Records that describe figures:
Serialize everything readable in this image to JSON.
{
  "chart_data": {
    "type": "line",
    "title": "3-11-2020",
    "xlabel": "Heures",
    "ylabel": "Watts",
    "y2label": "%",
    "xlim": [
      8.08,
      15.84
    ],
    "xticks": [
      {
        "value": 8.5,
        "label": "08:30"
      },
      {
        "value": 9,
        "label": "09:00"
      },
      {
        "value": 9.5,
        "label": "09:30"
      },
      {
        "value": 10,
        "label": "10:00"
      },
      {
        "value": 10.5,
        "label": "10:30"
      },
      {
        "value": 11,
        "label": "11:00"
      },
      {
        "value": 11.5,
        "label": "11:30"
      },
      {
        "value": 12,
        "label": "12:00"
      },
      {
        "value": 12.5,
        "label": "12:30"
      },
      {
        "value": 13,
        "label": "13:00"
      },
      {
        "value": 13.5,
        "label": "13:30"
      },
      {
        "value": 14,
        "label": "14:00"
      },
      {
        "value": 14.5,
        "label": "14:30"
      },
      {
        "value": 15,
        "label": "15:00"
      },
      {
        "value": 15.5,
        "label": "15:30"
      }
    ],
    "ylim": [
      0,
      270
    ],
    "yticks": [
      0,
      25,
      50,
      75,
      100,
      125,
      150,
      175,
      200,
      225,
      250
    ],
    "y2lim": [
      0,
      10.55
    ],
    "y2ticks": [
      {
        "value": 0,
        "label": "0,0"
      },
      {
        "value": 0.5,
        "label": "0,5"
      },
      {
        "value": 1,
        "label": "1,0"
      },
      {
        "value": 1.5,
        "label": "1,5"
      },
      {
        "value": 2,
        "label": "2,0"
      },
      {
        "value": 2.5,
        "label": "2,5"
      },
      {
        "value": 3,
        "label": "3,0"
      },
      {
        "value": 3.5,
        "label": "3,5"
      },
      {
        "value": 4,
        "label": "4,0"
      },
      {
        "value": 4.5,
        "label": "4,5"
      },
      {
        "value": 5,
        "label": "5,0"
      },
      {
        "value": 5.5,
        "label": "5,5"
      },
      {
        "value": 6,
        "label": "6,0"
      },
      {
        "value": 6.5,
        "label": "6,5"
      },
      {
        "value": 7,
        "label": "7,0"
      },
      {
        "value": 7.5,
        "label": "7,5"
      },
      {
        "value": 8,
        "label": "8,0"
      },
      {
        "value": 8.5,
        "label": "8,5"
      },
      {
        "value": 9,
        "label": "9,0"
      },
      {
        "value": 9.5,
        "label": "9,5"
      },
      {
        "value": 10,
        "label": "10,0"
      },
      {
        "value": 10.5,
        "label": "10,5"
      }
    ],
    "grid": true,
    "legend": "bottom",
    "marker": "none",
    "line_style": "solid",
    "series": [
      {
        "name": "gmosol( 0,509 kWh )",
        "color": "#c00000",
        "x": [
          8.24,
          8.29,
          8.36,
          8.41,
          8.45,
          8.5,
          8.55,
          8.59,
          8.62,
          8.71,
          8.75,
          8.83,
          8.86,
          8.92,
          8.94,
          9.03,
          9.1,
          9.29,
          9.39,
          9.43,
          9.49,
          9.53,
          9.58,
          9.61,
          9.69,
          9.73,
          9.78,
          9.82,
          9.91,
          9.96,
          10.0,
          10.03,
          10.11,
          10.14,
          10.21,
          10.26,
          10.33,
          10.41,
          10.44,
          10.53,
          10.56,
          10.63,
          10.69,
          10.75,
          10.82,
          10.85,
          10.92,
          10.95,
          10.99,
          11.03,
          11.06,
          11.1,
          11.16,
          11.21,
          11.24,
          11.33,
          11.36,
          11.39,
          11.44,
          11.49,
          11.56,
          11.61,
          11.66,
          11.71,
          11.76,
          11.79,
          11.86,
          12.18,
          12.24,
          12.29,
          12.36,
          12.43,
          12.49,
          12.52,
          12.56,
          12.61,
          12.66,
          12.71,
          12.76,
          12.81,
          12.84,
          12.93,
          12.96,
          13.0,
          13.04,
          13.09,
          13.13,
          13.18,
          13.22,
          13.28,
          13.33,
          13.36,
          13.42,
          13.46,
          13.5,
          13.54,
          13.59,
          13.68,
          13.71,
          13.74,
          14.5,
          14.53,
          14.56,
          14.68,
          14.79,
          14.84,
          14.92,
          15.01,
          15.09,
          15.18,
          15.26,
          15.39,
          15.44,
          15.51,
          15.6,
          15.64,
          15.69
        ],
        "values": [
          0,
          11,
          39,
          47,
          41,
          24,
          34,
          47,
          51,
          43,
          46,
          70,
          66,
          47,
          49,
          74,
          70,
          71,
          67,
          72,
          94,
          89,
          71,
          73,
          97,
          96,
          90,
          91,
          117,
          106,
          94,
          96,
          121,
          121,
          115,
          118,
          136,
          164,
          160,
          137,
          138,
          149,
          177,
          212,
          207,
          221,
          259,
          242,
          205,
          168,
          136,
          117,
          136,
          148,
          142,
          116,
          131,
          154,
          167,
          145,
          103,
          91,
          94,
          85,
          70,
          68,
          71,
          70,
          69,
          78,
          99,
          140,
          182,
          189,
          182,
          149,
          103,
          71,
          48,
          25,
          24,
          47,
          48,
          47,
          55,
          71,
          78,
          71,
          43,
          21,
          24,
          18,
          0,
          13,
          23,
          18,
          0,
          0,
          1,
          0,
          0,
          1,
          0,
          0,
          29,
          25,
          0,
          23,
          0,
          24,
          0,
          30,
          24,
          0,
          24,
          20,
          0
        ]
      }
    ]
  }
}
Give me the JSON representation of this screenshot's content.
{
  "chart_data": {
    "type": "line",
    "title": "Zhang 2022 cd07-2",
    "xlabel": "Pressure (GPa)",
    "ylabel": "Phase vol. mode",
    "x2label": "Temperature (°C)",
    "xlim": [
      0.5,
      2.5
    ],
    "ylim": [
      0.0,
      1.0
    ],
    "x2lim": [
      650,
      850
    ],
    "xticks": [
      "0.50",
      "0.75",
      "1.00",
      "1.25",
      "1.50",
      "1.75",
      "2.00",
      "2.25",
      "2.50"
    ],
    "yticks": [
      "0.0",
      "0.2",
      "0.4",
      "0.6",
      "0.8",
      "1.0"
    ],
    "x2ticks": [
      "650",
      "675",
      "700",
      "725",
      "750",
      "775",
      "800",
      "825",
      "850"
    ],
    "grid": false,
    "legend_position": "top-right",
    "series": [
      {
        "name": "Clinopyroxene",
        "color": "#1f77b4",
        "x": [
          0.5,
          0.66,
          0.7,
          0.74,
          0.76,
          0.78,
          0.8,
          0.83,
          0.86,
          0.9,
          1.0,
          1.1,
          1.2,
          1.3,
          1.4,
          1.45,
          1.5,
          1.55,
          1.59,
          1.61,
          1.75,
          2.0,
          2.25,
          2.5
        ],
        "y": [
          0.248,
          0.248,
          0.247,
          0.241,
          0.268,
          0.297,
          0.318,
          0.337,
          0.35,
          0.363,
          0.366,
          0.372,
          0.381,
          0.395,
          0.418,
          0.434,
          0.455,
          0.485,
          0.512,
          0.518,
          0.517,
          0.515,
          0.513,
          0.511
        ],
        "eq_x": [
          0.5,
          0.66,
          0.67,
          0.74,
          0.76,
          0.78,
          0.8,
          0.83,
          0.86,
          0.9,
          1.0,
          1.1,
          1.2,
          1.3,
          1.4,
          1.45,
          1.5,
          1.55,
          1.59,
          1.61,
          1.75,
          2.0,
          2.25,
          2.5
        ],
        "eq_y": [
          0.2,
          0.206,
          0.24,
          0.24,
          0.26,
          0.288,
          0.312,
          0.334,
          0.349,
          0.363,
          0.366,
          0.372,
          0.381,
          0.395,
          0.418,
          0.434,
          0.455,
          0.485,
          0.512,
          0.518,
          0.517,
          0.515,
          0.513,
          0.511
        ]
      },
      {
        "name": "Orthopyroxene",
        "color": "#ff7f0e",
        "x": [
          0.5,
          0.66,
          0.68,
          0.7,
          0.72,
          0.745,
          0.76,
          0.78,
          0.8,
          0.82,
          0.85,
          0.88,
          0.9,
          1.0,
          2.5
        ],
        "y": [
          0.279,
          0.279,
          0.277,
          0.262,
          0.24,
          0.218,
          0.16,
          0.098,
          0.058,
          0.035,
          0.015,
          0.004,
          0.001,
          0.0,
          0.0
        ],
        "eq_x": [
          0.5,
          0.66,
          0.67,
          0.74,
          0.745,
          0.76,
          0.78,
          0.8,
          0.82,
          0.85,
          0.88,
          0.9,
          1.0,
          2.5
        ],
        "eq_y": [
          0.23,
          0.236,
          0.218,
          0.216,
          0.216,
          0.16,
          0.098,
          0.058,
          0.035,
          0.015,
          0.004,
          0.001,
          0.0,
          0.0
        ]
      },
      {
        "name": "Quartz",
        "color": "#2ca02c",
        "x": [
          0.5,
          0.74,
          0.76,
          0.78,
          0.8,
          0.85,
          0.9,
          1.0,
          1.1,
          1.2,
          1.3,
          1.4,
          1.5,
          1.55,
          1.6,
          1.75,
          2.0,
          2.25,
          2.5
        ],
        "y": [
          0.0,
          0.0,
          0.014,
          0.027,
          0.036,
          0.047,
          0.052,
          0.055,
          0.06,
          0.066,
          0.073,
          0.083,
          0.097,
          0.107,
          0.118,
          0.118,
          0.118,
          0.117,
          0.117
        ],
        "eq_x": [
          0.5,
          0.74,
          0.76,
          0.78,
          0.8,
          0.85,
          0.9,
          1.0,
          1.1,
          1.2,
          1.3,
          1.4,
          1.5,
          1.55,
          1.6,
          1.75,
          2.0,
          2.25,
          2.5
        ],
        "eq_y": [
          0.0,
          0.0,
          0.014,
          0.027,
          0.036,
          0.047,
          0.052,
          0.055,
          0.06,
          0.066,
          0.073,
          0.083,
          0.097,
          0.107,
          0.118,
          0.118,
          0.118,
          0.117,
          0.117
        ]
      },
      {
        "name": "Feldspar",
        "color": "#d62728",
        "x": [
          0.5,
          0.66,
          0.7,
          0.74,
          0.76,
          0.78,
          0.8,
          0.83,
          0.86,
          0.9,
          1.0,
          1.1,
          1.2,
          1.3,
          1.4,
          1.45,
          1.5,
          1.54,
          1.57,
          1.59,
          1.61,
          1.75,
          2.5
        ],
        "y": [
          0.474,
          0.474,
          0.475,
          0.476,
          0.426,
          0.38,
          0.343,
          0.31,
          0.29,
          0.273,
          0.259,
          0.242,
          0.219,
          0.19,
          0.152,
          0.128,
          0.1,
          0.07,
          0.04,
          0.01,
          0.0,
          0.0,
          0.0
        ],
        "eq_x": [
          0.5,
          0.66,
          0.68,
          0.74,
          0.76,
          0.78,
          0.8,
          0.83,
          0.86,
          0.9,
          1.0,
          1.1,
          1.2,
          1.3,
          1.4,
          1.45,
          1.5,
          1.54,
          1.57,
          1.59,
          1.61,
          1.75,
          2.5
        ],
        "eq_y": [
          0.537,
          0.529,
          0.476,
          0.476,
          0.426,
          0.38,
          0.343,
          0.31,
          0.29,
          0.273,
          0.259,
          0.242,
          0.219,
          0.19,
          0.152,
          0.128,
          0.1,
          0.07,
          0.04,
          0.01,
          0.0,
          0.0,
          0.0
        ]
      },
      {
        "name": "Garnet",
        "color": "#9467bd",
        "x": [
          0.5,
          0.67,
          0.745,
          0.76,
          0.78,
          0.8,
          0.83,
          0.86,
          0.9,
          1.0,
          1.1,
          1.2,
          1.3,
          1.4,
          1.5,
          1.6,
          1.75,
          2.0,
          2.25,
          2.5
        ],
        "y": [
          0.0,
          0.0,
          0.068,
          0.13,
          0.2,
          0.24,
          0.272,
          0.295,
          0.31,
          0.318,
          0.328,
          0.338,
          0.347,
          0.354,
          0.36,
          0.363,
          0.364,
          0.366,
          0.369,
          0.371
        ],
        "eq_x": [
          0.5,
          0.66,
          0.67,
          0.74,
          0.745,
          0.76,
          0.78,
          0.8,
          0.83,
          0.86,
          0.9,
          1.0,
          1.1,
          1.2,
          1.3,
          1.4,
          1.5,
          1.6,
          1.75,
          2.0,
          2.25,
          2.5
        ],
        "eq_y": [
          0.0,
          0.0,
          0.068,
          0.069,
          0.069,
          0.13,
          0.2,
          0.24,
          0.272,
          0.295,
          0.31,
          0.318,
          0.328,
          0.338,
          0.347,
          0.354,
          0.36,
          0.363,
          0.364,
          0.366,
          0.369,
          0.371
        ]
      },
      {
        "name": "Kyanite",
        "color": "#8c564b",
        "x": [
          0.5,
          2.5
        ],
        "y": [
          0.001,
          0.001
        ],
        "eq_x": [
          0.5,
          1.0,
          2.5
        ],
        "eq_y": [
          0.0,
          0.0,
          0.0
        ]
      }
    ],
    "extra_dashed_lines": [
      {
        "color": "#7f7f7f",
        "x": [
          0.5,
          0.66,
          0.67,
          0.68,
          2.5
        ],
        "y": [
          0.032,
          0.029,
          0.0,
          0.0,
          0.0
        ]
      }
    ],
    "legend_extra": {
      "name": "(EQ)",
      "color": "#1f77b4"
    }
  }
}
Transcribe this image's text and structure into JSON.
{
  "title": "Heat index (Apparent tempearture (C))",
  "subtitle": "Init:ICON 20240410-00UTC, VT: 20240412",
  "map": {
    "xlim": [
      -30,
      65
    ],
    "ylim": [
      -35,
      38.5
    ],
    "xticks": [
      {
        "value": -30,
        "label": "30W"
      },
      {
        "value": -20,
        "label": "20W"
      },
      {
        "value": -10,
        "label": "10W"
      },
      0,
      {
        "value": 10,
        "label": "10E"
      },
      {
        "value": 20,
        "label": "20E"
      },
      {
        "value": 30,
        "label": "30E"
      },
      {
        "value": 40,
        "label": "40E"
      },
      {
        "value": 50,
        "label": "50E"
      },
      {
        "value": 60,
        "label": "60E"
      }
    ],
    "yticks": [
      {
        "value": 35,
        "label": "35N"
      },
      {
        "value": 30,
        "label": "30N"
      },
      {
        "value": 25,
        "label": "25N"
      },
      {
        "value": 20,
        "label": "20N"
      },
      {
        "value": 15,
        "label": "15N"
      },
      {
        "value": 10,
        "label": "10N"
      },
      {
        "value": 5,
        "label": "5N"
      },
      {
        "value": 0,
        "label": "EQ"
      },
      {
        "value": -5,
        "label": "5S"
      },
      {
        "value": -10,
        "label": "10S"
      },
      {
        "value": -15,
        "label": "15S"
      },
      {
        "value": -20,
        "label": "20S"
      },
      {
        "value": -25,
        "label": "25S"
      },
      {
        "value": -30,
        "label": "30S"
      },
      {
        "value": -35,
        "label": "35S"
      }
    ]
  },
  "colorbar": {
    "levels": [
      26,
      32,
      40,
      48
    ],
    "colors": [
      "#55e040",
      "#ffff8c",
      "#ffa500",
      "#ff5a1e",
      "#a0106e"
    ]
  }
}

TASK: How many lines in these entries contain the string "image"? State the number and nothing more.

ANSWER TO THIS PROBLEM: 2